_The request:_
From the entries below, copy every line where the string "County" appears.

_Dataset entries:_
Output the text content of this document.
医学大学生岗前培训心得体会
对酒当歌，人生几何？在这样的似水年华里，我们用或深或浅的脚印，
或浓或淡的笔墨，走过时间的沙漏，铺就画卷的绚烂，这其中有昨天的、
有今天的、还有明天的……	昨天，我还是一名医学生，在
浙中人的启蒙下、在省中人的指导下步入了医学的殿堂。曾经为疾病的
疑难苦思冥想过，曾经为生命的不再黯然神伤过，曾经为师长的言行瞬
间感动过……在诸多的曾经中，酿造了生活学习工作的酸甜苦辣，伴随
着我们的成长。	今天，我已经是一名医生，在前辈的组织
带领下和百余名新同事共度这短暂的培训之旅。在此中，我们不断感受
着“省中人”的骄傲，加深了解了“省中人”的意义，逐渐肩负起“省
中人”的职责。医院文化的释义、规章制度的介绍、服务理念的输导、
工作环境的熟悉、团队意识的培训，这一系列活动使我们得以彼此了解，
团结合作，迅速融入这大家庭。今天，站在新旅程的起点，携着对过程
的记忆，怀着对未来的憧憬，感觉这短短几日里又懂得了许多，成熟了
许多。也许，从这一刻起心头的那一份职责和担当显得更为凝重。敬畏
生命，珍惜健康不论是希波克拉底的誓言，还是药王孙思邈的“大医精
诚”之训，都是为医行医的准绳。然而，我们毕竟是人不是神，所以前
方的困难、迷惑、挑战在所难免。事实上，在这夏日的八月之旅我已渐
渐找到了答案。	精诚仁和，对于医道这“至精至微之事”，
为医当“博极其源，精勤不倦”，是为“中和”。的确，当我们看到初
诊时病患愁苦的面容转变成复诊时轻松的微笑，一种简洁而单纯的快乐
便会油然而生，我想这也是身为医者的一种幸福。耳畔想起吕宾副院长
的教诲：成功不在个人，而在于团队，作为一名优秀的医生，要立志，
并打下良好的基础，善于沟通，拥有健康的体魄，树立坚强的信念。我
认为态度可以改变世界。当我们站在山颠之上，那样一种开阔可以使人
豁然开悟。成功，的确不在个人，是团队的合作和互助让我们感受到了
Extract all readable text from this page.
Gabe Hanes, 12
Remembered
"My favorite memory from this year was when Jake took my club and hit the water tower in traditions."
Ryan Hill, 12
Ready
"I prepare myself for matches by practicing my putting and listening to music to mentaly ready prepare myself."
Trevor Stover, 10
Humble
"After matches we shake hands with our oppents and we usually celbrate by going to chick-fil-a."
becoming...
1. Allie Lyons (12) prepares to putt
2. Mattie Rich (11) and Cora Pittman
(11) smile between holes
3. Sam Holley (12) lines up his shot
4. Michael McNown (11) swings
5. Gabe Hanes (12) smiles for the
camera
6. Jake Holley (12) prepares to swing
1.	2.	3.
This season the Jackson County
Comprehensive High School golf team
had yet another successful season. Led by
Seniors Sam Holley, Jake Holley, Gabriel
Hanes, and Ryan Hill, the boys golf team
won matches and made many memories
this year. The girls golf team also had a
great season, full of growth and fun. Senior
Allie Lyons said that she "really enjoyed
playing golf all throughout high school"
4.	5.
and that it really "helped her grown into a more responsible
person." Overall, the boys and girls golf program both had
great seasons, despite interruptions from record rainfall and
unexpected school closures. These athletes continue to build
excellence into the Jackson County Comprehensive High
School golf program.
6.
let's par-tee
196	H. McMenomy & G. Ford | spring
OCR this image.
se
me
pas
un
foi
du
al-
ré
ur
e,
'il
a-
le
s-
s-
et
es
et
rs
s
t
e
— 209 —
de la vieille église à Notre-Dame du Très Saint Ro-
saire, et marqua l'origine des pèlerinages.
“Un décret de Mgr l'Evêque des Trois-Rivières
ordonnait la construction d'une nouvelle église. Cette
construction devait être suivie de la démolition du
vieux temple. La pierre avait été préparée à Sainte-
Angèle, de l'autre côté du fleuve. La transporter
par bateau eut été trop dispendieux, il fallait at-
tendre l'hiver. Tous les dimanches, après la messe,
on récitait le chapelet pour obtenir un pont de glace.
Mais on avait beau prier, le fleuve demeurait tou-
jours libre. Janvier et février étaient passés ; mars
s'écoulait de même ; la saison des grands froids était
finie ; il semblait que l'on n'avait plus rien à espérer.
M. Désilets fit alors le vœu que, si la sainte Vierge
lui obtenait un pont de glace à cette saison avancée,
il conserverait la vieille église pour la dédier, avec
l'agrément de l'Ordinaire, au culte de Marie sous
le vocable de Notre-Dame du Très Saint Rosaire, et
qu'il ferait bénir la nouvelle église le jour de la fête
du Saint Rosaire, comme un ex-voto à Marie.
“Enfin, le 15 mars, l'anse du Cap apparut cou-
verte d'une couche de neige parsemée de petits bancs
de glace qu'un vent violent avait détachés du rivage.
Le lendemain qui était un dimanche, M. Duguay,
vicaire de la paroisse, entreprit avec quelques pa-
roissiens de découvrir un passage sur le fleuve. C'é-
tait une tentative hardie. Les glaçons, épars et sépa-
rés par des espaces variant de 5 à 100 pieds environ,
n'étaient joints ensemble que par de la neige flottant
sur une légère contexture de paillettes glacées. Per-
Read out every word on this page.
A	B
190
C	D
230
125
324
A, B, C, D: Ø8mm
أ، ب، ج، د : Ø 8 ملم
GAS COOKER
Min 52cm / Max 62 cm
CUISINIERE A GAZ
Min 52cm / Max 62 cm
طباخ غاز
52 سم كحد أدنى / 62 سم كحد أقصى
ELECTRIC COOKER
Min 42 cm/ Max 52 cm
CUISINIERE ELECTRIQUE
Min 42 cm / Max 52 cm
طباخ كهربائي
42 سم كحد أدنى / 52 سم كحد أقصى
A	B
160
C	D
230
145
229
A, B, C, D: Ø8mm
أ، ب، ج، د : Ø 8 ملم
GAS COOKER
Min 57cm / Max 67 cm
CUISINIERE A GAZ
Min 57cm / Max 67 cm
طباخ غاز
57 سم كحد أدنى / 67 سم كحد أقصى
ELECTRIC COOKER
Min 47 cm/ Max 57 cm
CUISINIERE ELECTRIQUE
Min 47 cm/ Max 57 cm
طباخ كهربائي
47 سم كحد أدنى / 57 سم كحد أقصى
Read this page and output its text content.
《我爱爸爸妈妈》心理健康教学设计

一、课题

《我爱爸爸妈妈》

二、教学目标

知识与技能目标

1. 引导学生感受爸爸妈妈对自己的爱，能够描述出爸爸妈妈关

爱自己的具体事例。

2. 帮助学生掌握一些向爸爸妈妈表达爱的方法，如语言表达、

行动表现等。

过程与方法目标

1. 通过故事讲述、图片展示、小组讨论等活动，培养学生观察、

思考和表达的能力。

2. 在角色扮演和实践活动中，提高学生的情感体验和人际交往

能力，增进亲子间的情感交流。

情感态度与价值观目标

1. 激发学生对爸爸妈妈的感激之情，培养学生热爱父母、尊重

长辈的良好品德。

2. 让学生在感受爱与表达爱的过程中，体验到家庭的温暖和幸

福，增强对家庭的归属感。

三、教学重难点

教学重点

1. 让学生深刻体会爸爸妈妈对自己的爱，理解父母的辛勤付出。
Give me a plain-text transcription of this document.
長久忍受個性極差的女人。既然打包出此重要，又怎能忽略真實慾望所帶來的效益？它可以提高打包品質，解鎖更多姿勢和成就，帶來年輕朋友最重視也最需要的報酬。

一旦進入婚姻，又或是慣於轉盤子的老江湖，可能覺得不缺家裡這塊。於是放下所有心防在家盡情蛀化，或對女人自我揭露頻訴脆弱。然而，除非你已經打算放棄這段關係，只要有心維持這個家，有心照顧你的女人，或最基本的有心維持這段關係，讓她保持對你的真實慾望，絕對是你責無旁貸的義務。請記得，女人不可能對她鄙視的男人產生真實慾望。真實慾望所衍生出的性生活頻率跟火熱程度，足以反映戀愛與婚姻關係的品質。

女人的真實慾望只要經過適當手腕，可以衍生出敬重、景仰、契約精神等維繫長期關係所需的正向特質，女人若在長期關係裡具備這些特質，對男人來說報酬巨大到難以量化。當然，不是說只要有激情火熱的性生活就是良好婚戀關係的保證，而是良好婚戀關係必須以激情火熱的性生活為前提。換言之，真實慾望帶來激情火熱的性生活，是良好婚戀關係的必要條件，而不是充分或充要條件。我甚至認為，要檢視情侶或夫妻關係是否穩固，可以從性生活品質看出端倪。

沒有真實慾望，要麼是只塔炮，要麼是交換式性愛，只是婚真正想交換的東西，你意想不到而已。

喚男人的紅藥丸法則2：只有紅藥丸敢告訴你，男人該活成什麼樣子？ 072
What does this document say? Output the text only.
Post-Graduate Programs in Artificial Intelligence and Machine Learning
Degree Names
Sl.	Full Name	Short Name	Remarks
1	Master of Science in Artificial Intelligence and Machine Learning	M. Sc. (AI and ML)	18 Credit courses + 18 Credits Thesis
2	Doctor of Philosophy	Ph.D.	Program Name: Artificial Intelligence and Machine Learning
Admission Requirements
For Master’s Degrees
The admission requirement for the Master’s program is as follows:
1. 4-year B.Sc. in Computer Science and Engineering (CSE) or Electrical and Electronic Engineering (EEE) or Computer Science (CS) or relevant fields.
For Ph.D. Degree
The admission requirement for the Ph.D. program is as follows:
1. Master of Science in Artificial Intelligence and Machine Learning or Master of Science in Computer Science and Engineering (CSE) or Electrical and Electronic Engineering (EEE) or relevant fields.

_Response to the task:_
This season the Jackson County
excellence into the Jackson County Comprehensive High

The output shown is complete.